TASK GOAL: Word for word, please restate the line containing "Identify 28 of" and all the lines that follow it to the end of the data.
* * * *
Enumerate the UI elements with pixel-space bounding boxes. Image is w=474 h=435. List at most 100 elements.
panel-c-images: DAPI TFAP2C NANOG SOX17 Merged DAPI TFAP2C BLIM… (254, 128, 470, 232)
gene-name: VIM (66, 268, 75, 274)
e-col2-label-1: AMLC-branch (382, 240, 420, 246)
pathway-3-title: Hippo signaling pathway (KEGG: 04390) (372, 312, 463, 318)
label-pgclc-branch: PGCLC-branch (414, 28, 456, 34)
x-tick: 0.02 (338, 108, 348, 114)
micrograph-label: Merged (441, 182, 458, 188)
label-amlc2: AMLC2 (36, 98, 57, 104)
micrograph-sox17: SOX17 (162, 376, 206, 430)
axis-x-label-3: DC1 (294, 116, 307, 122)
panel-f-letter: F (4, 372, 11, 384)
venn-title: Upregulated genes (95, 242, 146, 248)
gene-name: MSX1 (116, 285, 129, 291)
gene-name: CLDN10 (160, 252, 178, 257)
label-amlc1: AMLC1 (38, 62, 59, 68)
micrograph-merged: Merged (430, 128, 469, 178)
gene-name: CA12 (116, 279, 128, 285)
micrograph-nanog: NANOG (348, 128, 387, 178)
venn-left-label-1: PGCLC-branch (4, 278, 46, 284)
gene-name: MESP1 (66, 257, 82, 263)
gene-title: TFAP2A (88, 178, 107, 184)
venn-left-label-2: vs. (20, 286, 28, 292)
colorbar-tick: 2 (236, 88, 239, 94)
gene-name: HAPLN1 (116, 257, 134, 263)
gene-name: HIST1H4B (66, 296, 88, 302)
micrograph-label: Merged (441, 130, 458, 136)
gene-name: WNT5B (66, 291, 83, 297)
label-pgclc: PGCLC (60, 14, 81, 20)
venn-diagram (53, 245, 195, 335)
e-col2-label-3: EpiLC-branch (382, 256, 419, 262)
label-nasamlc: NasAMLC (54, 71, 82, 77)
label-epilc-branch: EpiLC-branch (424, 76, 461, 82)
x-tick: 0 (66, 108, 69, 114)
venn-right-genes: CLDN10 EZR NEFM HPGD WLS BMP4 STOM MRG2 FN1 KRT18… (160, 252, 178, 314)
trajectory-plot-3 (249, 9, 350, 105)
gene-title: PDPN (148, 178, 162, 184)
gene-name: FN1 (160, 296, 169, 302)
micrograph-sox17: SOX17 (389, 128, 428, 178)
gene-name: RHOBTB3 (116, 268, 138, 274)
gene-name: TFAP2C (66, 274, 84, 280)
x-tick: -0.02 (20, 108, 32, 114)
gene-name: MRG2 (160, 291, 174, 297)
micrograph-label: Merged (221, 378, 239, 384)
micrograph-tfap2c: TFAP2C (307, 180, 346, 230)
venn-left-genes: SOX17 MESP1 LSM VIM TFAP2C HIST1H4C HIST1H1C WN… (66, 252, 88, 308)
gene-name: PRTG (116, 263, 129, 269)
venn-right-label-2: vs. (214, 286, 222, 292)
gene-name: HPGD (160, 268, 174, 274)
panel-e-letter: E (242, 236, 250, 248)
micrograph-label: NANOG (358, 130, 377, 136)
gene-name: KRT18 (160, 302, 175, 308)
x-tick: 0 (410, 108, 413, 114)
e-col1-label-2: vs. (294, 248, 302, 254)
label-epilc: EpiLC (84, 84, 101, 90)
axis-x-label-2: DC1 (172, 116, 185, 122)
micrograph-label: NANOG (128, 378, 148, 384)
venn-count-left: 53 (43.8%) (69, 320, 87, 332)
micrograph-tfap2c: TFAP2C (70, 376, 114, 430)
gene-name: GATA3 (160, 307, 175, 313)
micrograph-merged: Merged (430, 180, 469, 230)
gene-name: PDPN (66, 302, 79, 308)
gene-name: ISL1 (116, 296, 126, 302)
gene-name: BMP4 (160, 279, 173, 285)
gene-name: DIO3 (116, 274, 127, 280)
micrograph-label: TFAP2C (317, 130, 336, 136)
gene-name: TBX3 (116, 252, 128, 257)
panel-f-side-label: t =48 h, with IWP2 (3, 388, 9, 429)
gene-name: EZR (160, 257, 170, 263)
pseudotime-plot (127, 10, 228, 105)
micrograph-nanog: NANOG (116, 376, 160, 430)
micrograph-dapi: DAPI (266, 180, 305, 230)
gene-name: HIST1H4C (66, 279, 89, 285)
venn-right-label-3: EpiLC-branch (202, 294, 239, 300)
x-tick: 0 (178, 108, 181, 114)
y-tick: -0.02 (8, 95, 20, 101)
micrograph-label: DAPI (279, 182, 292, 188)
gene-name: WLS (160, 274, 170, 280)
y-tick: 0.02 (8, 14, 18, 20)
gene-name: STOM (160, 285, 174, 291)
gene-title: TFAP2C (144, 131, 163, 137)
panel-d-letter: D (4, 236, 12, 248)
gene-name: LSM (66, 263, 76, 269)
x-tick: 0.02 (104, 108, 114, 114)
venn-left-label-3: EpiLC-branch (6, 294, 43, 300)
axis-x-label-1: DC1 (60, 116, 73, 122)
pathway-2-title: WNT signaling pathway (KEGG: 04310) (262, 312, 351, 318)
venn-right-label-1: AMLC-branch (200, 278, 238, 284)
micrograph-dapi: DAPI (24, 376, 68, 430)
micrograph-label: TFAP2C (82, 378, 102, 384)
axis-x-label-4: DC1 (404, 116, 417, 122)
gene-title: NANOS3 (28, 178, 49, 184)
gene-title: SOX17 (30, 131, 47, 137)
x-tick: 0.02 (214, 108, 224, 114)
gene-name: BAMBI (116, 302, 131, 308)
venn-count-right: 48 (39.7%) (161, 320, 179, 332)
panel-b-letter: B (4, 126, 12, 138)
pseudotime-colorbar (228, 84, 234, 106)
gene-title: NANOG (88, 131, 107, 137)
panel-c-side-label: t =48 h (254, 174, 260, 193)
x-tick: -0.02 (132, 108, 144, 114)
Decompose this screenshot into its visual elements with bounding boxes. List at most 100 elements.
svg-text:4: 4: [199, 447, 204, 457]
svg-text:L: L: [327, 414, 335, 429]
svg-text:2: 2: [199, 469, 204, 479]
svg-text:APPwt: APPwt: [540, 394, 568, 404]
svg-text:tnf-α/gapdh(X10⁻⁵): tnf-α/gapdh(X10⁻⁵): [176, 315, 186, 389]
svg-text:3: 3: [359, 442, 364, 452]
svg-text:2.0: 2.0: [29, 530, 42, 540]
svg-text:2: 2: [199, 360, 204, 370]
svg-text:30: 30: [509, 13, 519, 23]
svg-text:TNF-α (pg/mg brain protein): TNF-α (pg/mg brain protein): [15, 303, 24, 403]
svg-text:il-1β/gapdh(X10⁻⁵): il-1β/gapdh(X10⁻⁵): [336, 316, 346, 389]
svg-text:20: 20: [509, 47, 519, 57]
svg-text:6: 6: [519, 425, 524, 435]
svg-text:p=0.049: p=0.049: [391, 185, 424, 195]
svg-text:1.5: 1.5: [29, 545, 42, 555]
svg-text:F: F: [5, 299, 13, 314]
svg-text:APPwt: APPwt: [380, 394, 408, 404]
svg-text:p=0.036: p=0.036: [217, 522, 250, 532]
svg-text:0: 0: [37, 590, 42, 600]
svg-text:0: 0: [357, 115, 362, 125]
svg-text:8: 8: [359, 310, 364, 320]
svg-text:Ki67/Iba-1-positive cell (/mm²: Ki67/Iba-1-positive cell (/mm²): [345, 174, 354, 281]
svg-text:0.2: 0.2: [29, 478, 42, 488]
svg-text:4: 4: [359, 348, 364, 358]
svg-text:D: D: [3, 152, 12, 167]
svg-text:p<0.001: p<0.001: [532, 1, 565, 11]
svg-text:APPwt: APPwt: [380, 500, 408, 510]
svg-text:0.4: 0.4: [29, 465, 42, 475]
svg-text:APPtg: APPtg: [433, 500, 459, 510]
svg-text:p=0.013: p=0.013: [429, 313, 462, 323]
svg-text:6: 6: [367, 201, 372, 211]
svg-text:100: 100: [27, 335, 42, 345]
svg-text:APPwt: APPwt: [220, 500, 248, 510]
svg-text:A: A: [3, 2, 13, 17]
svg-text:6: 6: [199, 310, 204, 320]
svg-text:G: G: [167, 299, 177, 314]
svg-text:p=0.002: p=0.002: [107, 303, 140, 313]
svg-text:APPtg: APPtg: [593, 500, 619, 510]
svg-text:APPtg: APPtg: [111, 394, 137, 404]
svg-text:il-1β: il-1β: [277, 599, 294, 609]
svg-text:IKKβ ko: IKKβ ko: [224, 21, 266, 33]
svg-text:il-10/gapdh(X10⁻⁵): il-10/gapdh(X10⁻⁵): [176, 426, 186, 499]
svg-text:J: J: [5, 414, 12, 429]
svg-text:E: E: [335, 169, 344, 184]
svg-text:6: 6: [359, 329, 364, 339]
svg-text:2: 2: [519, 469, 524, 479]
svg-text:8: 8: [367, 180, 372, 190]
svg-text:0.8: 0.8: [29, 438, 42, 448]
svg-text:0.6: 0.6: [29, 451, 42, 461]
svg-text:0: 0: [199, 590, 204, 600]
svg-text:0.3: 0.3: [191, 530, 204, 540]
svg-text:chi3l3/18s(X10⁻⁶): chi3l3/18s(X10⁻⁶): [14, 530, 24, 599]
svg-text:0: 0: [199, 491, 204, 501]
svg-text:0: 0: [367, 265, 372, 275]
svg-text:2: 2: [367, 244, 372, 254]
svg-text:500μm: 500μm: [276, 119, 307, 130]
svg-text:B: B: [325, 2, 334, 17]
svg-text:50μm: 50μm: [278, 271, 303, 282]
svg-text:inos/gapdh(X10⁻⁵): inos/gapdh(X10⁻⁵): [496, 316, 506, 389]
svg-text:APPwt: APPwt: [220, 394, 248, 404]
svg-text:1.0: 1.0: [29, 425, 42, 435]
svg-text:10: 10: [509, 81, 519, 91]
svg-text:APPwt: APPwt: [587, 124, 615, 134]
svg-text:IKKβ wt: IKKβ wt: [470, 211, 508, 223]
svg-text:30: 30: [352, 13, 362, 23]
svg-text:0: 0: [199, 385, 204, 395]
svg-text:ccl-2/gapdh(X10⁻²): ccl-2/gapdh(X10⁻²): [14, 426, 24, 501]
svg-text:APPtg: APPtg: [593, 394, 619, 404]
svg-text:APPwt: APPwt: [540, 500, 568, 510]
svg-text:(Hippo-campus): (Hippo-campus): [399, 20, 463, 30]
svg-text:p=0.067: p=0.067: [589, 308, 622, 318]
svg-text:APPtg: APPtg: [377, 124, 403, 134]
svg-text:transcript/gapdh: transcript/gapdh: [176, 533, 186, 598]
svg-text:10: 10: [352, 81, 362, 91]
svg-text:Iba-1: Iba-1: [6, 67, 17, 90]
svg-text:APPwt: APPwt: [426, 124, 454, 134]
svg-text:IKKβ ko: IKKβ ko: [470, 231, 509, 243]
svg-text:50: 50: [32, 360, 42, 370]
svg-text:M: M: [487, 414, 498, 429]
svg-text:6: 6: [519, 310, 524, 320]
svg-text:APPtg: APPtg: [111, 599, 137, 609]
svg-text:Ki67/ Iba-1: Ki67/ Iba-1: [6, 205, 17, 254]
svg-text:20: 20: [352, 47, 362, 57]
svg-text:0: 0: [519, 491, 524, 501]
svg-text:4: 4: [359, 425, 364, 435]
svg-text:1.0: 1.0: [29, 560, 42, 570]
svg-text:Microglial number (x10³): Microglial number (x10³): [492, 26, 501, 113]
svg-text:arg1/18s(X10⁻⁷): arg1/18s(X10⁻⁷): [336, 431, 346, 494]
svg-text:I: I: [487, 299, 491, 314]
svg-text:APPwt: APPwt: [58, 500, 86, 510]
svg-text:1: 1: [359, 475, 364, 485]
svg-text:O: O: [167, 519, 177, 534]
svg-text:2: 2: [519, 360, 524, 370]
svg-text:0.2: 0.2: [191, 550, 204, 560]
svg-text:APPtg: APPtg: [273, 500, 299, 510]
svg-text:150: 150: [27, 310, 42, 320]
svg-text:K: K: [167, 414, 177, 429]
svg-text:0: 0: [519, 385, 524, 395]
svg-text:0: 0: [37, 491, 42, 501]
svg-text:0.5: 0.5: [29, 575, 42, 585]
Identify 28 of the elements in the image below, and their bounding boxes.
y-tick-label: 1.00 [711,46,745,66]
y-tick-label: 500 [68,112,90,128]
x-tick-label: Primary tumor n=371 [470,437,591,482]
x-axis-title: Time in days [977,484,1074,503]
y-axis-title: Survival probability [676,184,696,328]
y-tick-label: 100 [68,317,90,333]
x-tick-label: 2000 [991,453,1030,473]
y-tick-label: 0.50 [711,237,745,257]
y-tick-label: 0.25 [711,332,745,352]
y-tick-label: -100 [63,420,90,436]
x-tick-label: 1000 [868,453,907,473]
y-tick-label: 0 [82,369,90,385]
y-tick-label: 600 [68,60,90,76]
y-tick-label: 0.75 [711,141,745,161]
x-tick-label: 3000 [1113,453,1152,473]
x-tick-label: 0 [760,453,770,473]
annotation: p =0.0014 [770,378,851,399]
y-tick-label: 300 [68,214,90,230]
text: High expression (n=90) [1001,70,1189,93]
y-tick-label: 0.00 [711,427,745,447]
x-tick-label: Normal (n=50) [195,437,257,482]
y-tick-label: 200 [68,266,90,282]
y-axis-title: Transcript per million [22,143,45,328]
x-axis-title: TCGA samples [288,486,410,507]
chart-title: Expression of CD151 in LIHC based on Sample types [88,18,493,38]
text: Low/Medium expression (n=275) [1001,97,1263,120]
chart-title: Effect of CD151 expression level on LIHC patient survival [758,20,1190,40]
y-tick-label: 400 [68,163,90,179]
* * * *
WRITTEN RESPONSE:
Identify 28 of the elements in the image below, and their bounding boxes.
y-tick-label: 1.00 [711,46,745,66]
y-tick-label: 500 [68,112,90,128]
x-tick-label: Primary tumor n=371 [470,437,591,482]
x-axis-title: Time in days [977,484,1074,503]
y-axis-title: Survival probability [676,184,696,328]
y-tick-label: 100 [68,317,90,333]
x-tick-label: 2000 [991,453,1030,473]
y-tick-label: 0.50 [711,237,745,257]
y-tick-label: 0.25 [711,332,745,352]
y-tick-label: -100 [63,420,90,436]
x-tick-label: 1000 [868,453,907,473]
y-tick-label: 0 [82,369,90,385]
y-tick-label: 600 [68,60,90,76]
y-tick-label: 0.75 [711,141,745,161]
x-tick-label: 3000 [1113,453,1152,473]
x-tick-label: 0 [760,453,770,473]
annotation: p =0.0014 [770,378,851,399]
y-tick-label: 300 [68,214,90,230]
text: High expression (n=90) [1001,70,1189,93]
y-tick-label: 0.00 [711,427,745,447]
x-tick-label: Normal (n=50) [195,437,257,482]
y-tick-label: 200 [68,266,90,282]
y-axis-title: Transcript per million [22,143,45,328]
x-axis-title: TCGA samples [288,486,410,507]
chart-title: Expression of CD151 in LIHC based on Sample types [88,18,493,38]
text: Low/Medium expression (n=275) [1001,97,1263,120]
chart-title: Effect of CD151 expression level on LIHC patient survival [758,20,1190,40]
y-tick-label: 400 [68,163,90,179]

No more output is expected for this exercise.